Dataset entries
------------------------------------------------

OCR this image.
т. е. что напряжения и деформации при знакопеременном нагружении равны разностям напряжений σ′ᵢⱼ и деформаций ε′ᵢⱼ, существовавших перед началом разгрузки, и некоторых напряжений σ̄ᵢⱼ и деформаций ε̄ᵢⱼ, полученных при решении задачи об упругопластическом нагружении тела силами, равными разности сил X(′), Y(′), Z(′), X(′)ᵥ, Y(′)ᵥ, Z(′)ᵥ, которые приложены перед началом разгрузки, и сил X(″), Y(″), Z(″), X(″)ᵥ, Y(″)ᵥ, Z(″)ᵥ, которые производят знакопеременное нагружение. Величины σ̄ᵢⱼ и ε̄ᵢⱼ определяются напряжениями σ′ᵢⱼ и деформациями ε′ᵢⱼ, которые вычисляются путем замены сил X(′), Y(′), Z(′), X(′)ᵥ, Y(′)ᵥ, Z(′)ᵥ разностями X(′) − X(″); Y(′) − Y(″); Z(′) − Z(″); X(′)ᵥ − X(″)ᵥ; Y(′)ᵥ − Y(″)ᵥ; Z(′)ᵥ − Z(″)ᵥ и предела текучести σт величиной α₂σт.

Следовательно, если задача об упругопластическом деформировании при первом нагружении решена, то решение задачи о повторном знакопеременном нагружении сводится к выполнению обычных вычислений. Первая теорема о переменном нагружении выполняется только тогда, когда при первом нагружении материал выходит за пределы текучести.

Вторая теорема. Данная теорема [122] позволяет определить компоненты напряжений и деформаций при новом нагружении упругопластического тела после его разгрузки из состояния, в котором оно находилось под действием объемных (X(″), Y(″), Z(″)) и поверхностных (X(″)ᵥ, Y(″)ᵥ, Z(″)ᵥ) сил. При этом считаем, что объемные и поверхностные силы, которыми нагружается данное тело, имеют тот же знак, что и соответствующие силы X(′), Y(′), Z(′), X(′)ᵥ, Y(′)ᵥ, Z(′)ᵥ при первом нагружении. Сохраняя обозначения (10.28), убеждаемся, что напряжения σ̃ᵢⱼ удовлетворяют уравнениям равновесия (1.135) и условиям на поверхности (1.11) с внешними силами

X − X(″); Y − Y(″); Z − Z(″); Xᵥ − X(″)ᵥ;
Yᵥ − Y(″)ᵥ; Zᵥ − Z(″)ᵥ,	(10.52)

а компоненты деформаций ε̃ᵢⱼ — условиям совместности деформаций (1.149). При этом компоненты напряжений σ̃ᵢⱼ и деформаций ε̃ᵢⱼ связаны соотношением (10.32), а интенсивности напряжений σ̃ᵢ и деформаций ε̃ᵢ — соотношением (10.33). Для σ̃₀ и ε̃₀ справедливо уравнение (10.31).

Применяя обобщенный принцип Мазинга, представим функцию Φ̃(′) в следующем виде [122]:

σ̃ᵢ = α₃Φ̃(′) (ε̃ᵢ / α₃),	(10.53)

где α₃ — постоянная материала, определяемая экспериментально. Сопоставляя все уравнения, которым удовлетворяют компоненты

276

------------------------------------------------

## Objective:
Report how many lines of the listing hold the word "нагружении", with nothing but the number.

## Answer to this exercise:
3